▶ _Given problem_:
Retype exactly the lines below, starting with the line that contains "Give me a plain-text" and ending with the last line; leave out any pictures.

(Data entries)
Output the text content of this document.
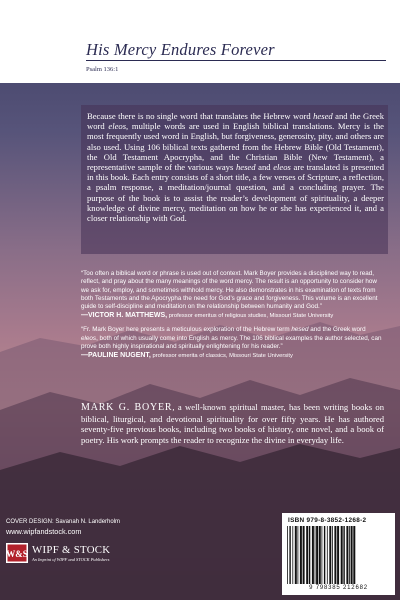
His Mercy Endures Forever
Psalm 136:1

Because there is no single word that translates the Hebrew word hesed and the Greek word eleos, multiple words are used in English biblical translations. Mercy is the most frequently used word in English, but forgiveness, generosity, pity, and others are also used. Using 106 biblical texts gathered from the Hebrew Bible (Old Testament), the Old Testament Apocrypha, and the Christian Bible (New Testament), a representative sample of the various ways hesed and eleos are translated is presented in this book. Each entry consists of a short title, a few verses of Scripture, a reflection, a psalm response, a meditation/journal question, and a concluding prayer. The purpose of the book is to assist the reader’s development of spirituality, a deeper knowledge of divine mercy, meditation on how he or she has experienced it, and a closer relationship with God.

“Too often a biblical word or phrase is used out of context. Mark Boyer provides a disciplined way to read, reflect, and pray about the many meanings of the word mercy. The result is an opportunity to consider how we ask for, employ, and sometimes withhold mercy. He also demonstrates in his examination of texts from both Testaments and the Apocrypha the need for God’s grace and forgiveness. This volume is an excellent guide to self-discipline and meditation on the relationship between humanity and God.”

—VICTOR H. MATTHEWS, professor emeritus of religious studies, Missouri State University

“Fr. Mark Boyer here presents a meticulous exploration of the Hebrew term hesed and the Greek word eleos, both of which usually come into English as mercy. The 106 biblical examples the author selected, can prove both highly inspirational and spiritually enlightening for his reader.”

—PAULINE NUGENT, professor emerita of classics, Missouri State University

MARK G. BOYER, a well-known spiritual master, has been writing books on biblical, liturgical, and devotional spirituality for over fifty years. He has authored seventy-five previous books, including two books of history, one novel, and a book of poetry. His work prompts the reader to recognize the divine in everyday life.

COVER DESIGN: Savanah N. Landerholm
www.wipfandstock.com
W&S WIPF & STOCK
An Imprint of WIPF and STOCK Publishers
ISBN 979-8-3852-1268-2
9 798385 212682
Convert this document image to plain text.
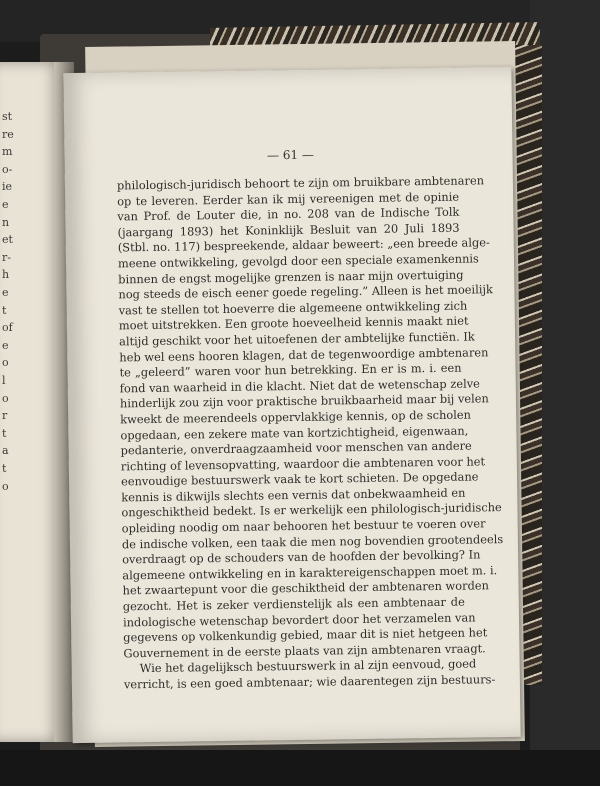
st
re
m
o-
ie
e
n
et
r-
h
e
t
of
e
o
l
o
r
t
a
t
o
— 61 —
philologisch-juridisch behoort te zijn om bruikbare ambtenaren
op te leveren. Eerder kan ik mij vereenigen met de opinie
van Prof. de Louter die, in no. 208 van de Indische Tolk
(jaargang 1893) het Koninklijk Besluit van 20 Juli 1893
(Stbl. no. 117) bespreekende, aldaar beweert: „een breede alge-
meene ontwikkeling, gevolgd door een speciale examenkennis
binnen de engst mogelijke grenzen is naar mijn overtuiging
nog steeds de eisch eener goede regeling.” Alleen is het moeilijk
vast te stellen tot hoeverre die algemeene ontwikkeling zich
moet uitstrekken. Een groote hoeveelheid kennis maakt niet
altijd geschikt voor het uitoefenen der ambtelijke functiën. Ik
heb wel eens hooren klagen, dat de tegenwoordige ambtenaren
te „geleerd” waren voor hun betrekking. En er is m. i. een
fond van waarheid in die klacht. Niet dat de wetenschap zelve
hinderlijk zou zijn voor praktische bruikbaarheid maar bij velen
kweekt de meerendeels oppervlakkige kennis, op de scholen
opgedaan, een zekere mate van kortzichtigheid, eigenwaan,
pedanterie, onverdraagzaamheid voor menschen van andere
richting of levensopvatting, waardoor die ambtenaren voor het
eenvoudige bestuurswerk vaak te kort schieten. De opgedane
kennis is dikwijls slechts een vernis dat onbekwaamheid en
ongeschiktheid bedekt. Is er werkelijk een philologisch-juridische
opleiding noodig om naar behooren het bestuur te voeren over
de indische volken, een taak die men nog bovendien grootendeels
overdraagt op de schouders van de hoofden der bevolking? In
algemeene ontwikkeling en in karaktereigenschappen moet m. i.
het zwaartepunt voor die geschiktheid der ambtenaren worden
gezocht. Het is zeker verdienstelijk als een ambtenaar de
indologische wetenschap bevordert door het verzamelen van
gegevens op volkenkundig gebied, maar dit is niet hetgeen het
Gouvernement in de eerste plaats van zijn ambtenaren vraagt.
Wie het dagelijksch bestuurswerk in al zijn eenvoud, goed
verricht, is een goed ambtenaar; wie daarentegen zijn bestuurs-
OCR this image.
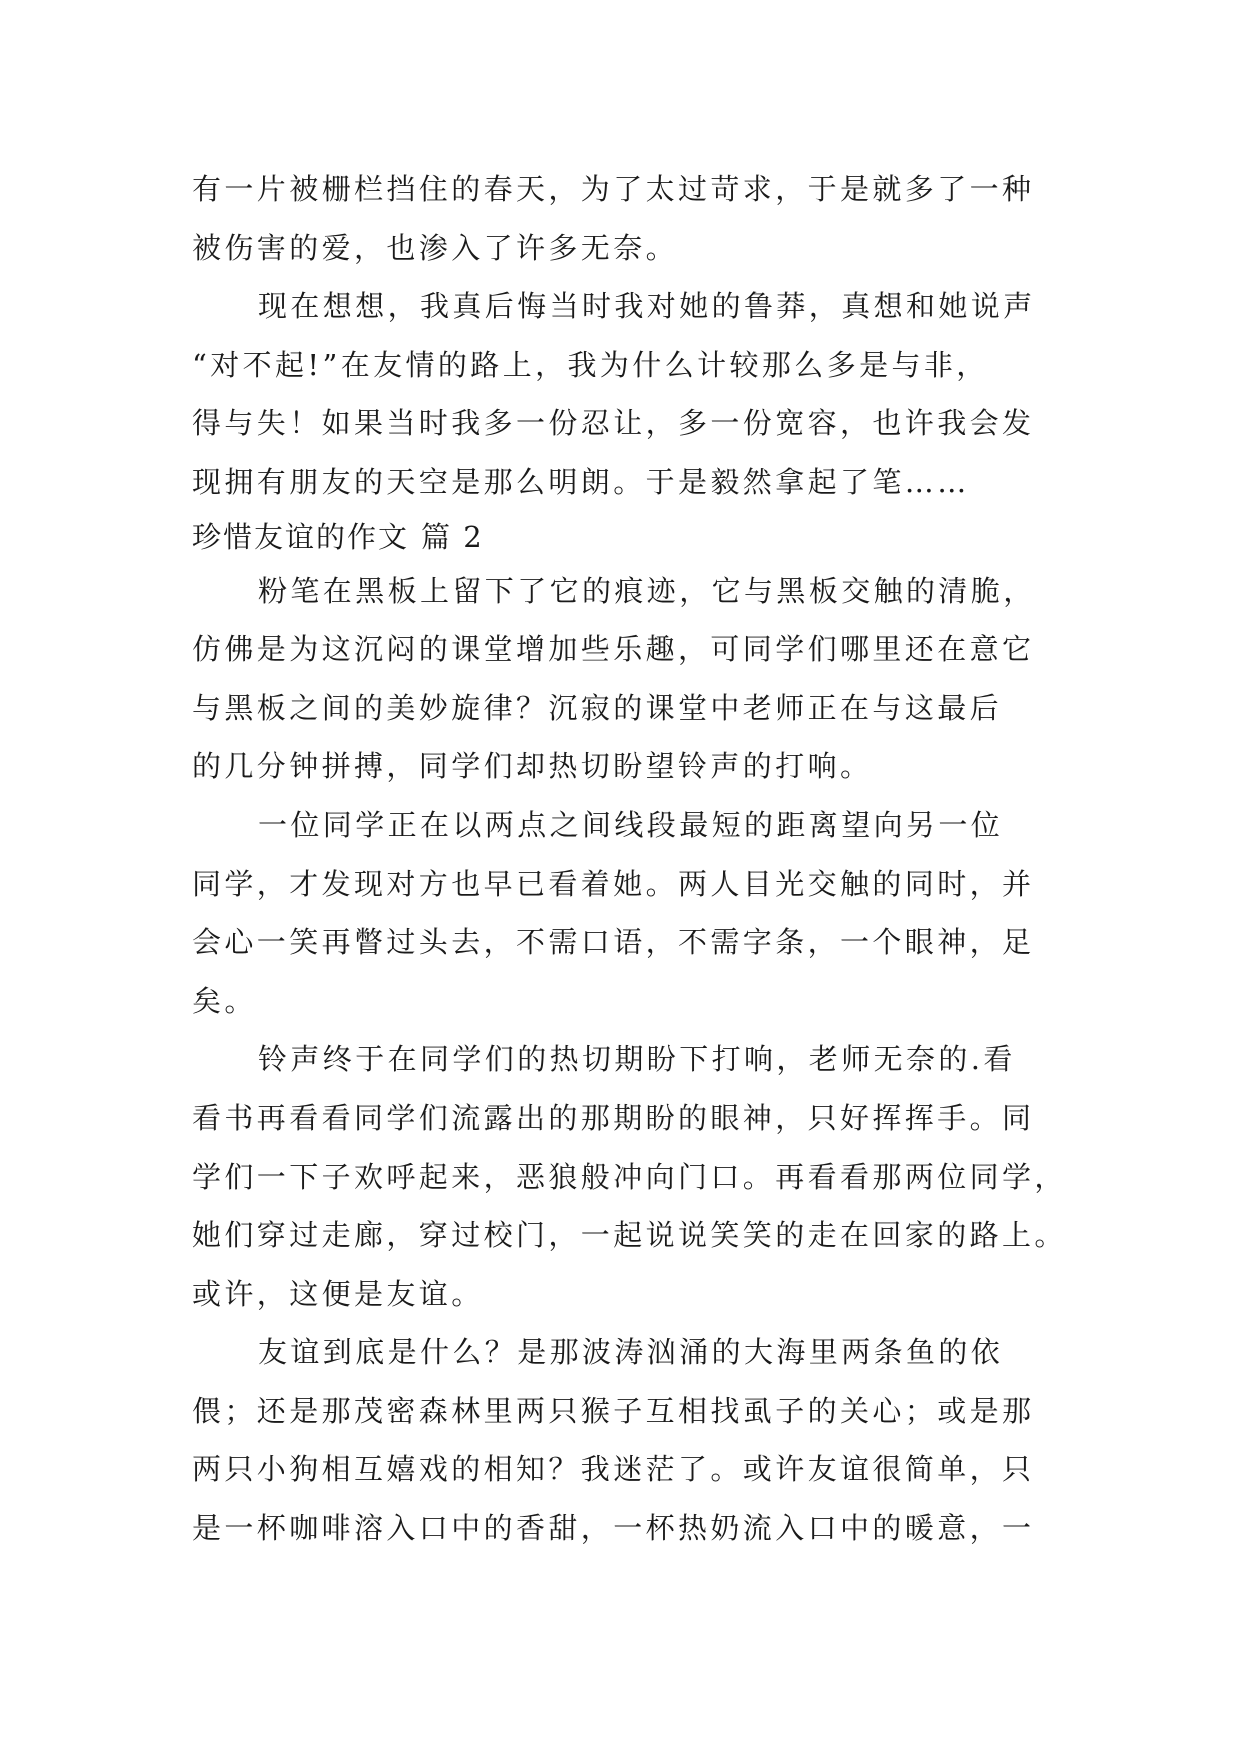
有一片被栅栏挡住的春天，为了太过苛求，于是就多了一种
被伤害的爱，也渗入了许多无奈。
现在想想，我真后悔当时我对她的鲁莽，真想和她说声
“对不起!”在友情的路上，我为什么计较那么多是与非，
得与失！如果当时我多一份忍让，多一份宽容，也许我会发
现拥有朋友的天空是那么明朗。于是毅然拿起了笔……
珍惜友谊的作文 篇 2
粉笔在黑板上留下了它的痕迹，它与黑板交触的清脆，
仿佛是为这沉闷的课堂增加些乐趣，可同学们哪里还在意它
与黑板之间的美妙旋律？沉寂的课堂中老师正在与这最后
的几分钟拼搏，同学们却热切盼望铃声的打响。
一位同学正在以两点之间线段最短的距离望向另一位
同学，才发现对方也早已看着她。两人目光交触的同时，并
会心一笑再瞥过头去，不需口语，不需字条，一个眼神，足
矣。
铃声终于在同学们的热切期盼下打响，老师无奈的.看
看书再看看同学们流露出的那期盼的眼神，只好挥挥手。同
学们一下子欢呼起来，恶狼般冲向门口。再看看那两位同学，
她们穿过走廊，穿过校门，一起说说笑笑的走在回家的路上。
或许，这便是友谊。
友谊到底是什么？是那波涛汹涌的大海里两条鱼的依
偎；还是那茂密森林里两只猴子互相找虱子的关心；或是那
两只小狗相互嬉戏的相知？我迷茫了。或许友谊很简单，只
是一杯咖啡溶入口中的香甜，一杯热奶流入口中的暖意，一
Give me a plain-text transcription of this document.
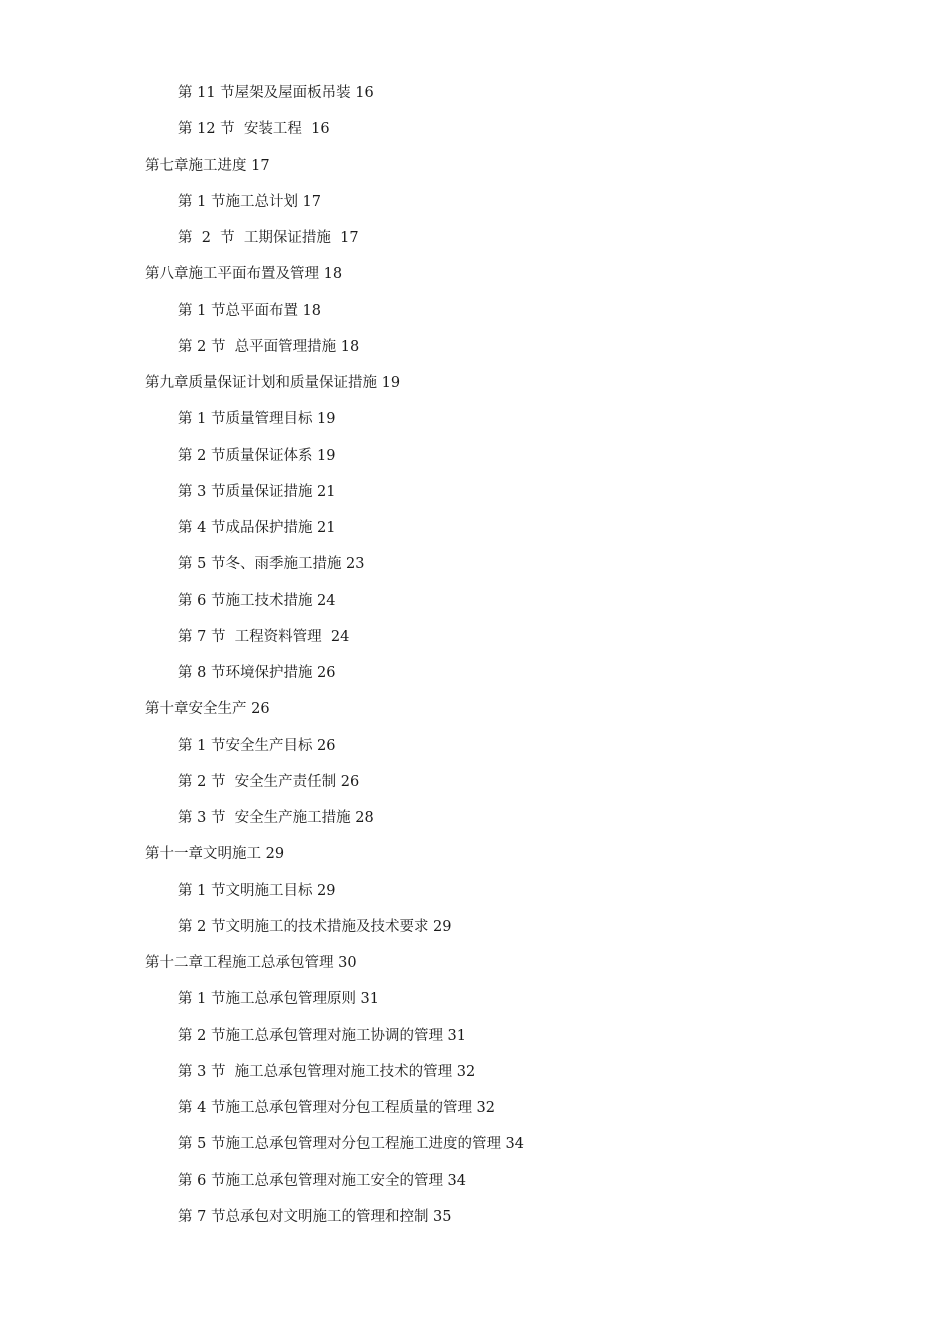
第 11 节屋架及屋面板吊装 16
第 12 节  安装工程  16
第七章施工进度 17
第 1 节施工总计划 17
第  2  节  工期保证措施  17
第八章施工平面布置及管理 18
第 1 节总平面布置 18
第 2 节  总平面管理措施 18
第九章质量保证计划和质量保证措施 19
第 1 节质量管理目标 19
第 2 节质量保证体系 19
第 3 节质量保证措施 21
第 4 节成品保护措施 21
第 5 节冬、雨季施工措施 23
第 6 节施工技术措施 24
第 7 节  工程资料管理  24
第 8 节环境保护措施 26
第十章安全生产 26
第 1 节安全生产目标 26
第 2 节  安全生产责任制 26
第 3 节  安全生产施工措施 28
第十一章文明施工 29
第 1 节文明施工目标 29
第 2 节文明施工的技术措施及技术要求 29
第十二章工程施工总承包管理 30
第 1 节施工总承包管理原则 31
第 2 节施工总承包管理对施工协调的管理 31
第 3 节  施工总承包管理对施工技术的管理 32
第 4 节施工总承包管理对分包工程质量的管理 32
第 5 节施工总承包管理对分包工程施工进度的管理 34
第 6 节施工总承包管理对施工安全的管理 34
第 7 节总承包对文明施工的管理和控制 35
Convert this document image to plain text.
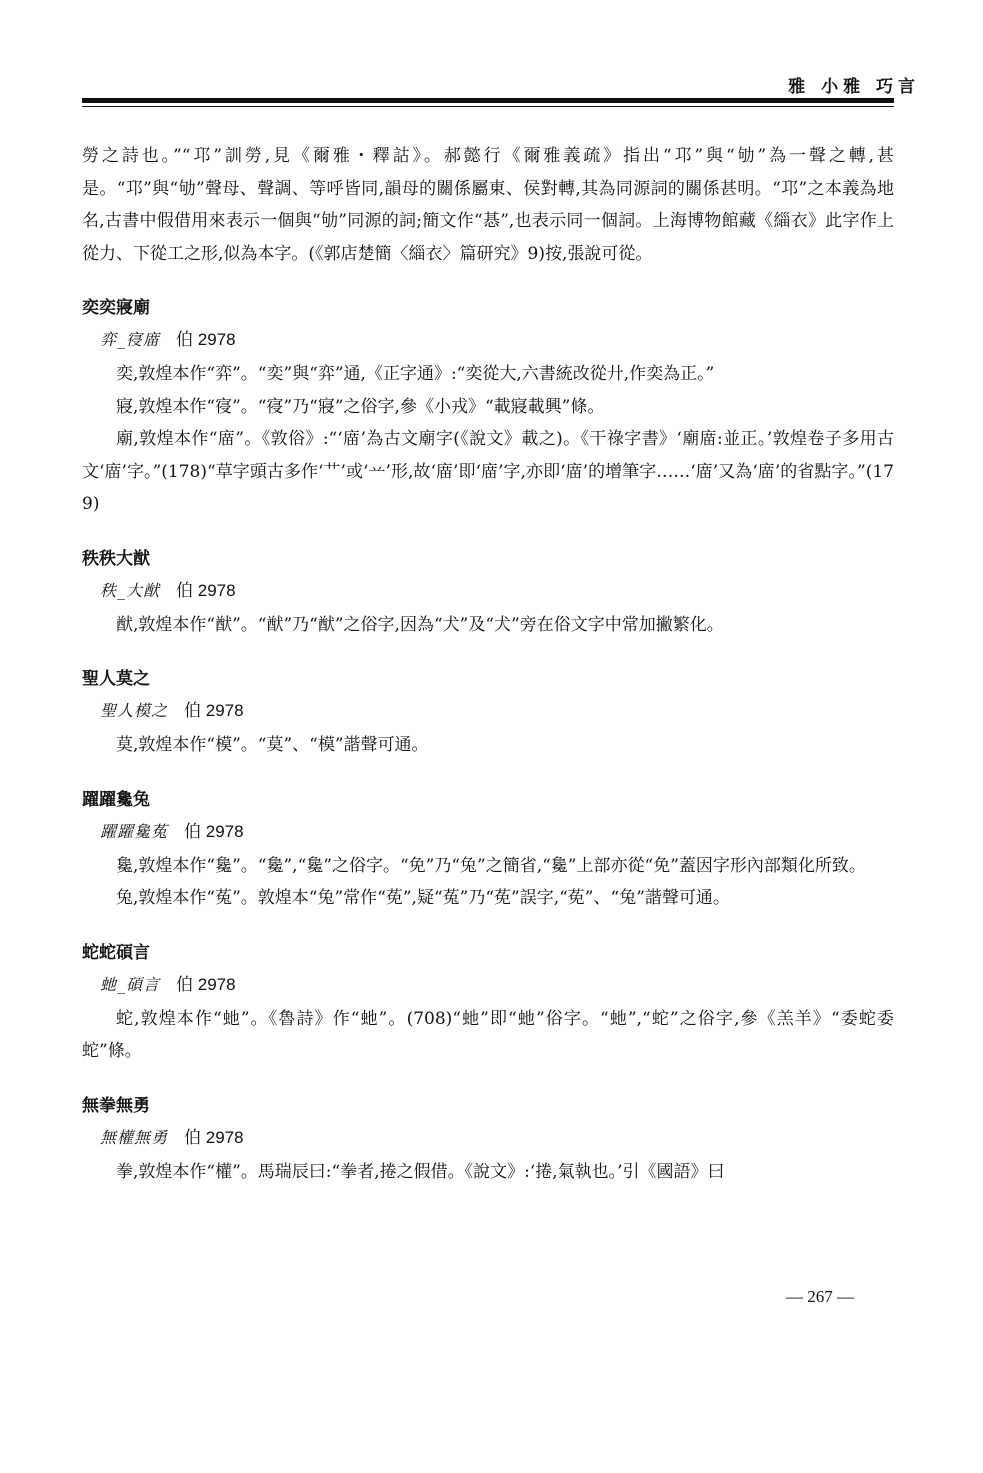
雅 小雅 巧言

勞之詩也。”“邛”訓勞,見《爾雅・釋詁》。郝懿行《爾雅義疏》指出“邛”與“劬”為一聲之轉,甚是。“邛”與“劬”聲母、聲調、等呼皆同,韻母的關係屬東、侯對轉,其為同源詞的關係甚明。“邛”之本義為地名,古書中假借用來表示一個與“劬”同源的詞;簡文作“惎”,也表示同一個詞。上海博物館藏《緇衣》此字作上從力、下從工之形,似為本字。(《郭店楚簡〈緇衣〉篇研究》9)按,張說可從。

奕奕寢廟

弈_寑庿 伯 2978

奕,敦煌本作“弈”。“奕”與“弈”通,《正字通》:“奕從大,六書統改從廾,作奕為正。”

寢,敦煌本作“寑”。“寑”乃“寢”之俗字,參《小戎》“載寢載興”條。

廟,敦煌本作“庿”。《敦俗》:“‘庿’為古文廟字(《說文》載之)。《干祿字書》‘廟庿:並正。’敦煌卷子多用古文‘庿’字。”(178)“草字頭古多作‘艹’或‘䒑’形,故‘庿’即‘庿’字,亦即‘庿’的增筆字……‘庿’又為‘庿’的省點字。”(179)

秩秩大猷

秩_大猷 伯 2978

猷,敦煌本作“猷”。“猷”乃“猷”之俗字,因為“犬”及“犬”旁在俗文字中常加撇繁化。

聖人莫之

聖人模之 伯 2978

莫,敦煌本作“模”。“莫”、“模”諧聲可通。

躍躍毚兔

躍躍毚菟 伯 2978

毚,敦煌本作“毚”。“毚”,“毚”之俗字。“免”乃“兔”之簡省,“毚”上部亦從“免”蓋因字形內部類化所致。

兔,敦煌本作“菟”。敦煌本“兔”常作“莬”,疑“菟”乃“莬”誤字,“莬”、“兔”諧聲可通。

蛇蛇碩言

虵_碩言 伯 2978

蛇,敦煌本作“虵”。《魯詩》作“虵”。(708)“虵”即“虵”俗字。“虵”,“蛇”之俗字,參《羔羊》“委蛇委蛇”條。

無拳無勇

無權無勇 伯 2978

拳,敦煌本作“權”。馬瑞辰曰:“拳者,捲之假借。《說文》:‘捲,氣執也。’引《國語》曰

— 267 —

▶ _Solution to the exercise_:
Give me a plain-text transcription of this document.
第 11 节屋架及屋面板吊装 16
第 12 节  安装工程  16
第七章施工进度 17
第 1 节施工总计划 17
第  2  节  工期保证措施  17
第八章施工平面布置及管理 18
第 1 节总平面布置 18
第 2 节  总平面管理措施 18
第九章质量保证计划和质量保证措施 19
第 1 节质量管理目标 19
第 2 节质量保证体系 19
第 3 节质量保证措施 21
第 4 节成品保护措施 21
第 5 节冬、雨季施工措施 23
第 6 节施工技术措施 24
第 7 节  工程资料管理  24
第 8 节环境保护措施 26
第十章安全生产 26
第 1 节安全生产目标 26
第 2 节  安全生产责任制 26
第 3 节  安全生产施工措施 28
第十一章文明施工 29
第 1 节文明施工目标 29
第 2 节文明施工的技术措施及技术要求 29
第十二章工程施工总承包管理 30
第 1 节施工总承包管理原则 31
第 2 节施工总承包管理对施工协调的管理 31
第 3 节  施工总承包管理对施工技术的管理 32
第 4 节施工总承包管理对分包工程质量的管理 32
第 5 节施工总承包管理对分包工程施工进度的管理 34
第 6 节施工总承包管理对施工安全的管理 34
第 7 节总承包对文明施工的管理和控制 35
Convert this document image to plain text.
雅 小雅 巧言

勞之詩也。”“邛”訓勞,見《爾雅・釋詁》。郝懿行《爾雅義疏》指出“邛”與“劬”為一聲之轉,甚是。“邛”與“劬”聲母、聲調、等呼皆同,韻母的關係屬東、侯對轉,其為同源詞的關係甚明。“邛”之本義為地名,古書中假借用來表示一個與“劬”同源的詞;簡文作“惎”,也表示同一個詞。上海博物館藏《緇衣》此字作上從力、下從工之形,似為本字。(《郭店楚簡〈緇衣〉篇研究》9)按,張說可從。

奕奕寢廟

弈_寑庿 伯 2978

奕,敦煌本作“弈”。“奕”與“弈”通,《正字通》:“奕從大,六書統改從廾,作奕為正。”

寢,敦煌本作“寑”。“寑”乃“寢”之俗字,參《小戎》“載寢載興”條。

廟,敦煌本作“庿”。《敦俗》:“‘庿’為古文廟字(《說文》載之)。《干祿字書》‘廟庿:並正。’敦煌卷子多用古文‘庿’字。”(178)“草字頭古多作‘艹’或‘䒑’形,故‘庿’即‘庿’字,亦即‘庿’的增筆字……‘庿’又為‘庿’的省點字。”(179)

秩秩大猷

秩_大猷 伯 2978

猷,敦煌本作“猷”。“猷”乃“猷”之俗字,因為“犬”及“犬”旁在俗文字中常加撇繁化。

聖人莫之

聖人模之 伯 2978

莫,敦煌本作“模”。“莫”、“模”諧聲可通。

躍躍毚兔

躍躍毚菟 伯 2978

毚,敦煌本作“毚”。“毚”,“毚”之俗字。“免”乃“兔”之簡省,“毚”上部亦從“免”蓋因字形內部類化所致。

兔,敦煌本作“菟”。敦煌本“兔”常作“莬”,疑“菟”乃“莬”誤字,“莬”、“兔”諧聲可通。

蛇蛇碩言

虵_碩言 伯 2978

蛇,敦煌本作“虵”。《魯詩》作“虵”。(708)“虵”即“虵”俗字。“虵”,“蛇”之俗字,參《羔羊》“委蛇委蛇”條。

無拳無勇

無權無勇 伯 2978

拳,敦煌本作“權”。馬瑞辰曰:“拳者,捲之假借。《說文》:‘捲,氣執也。’引《國語》曰

— 267 —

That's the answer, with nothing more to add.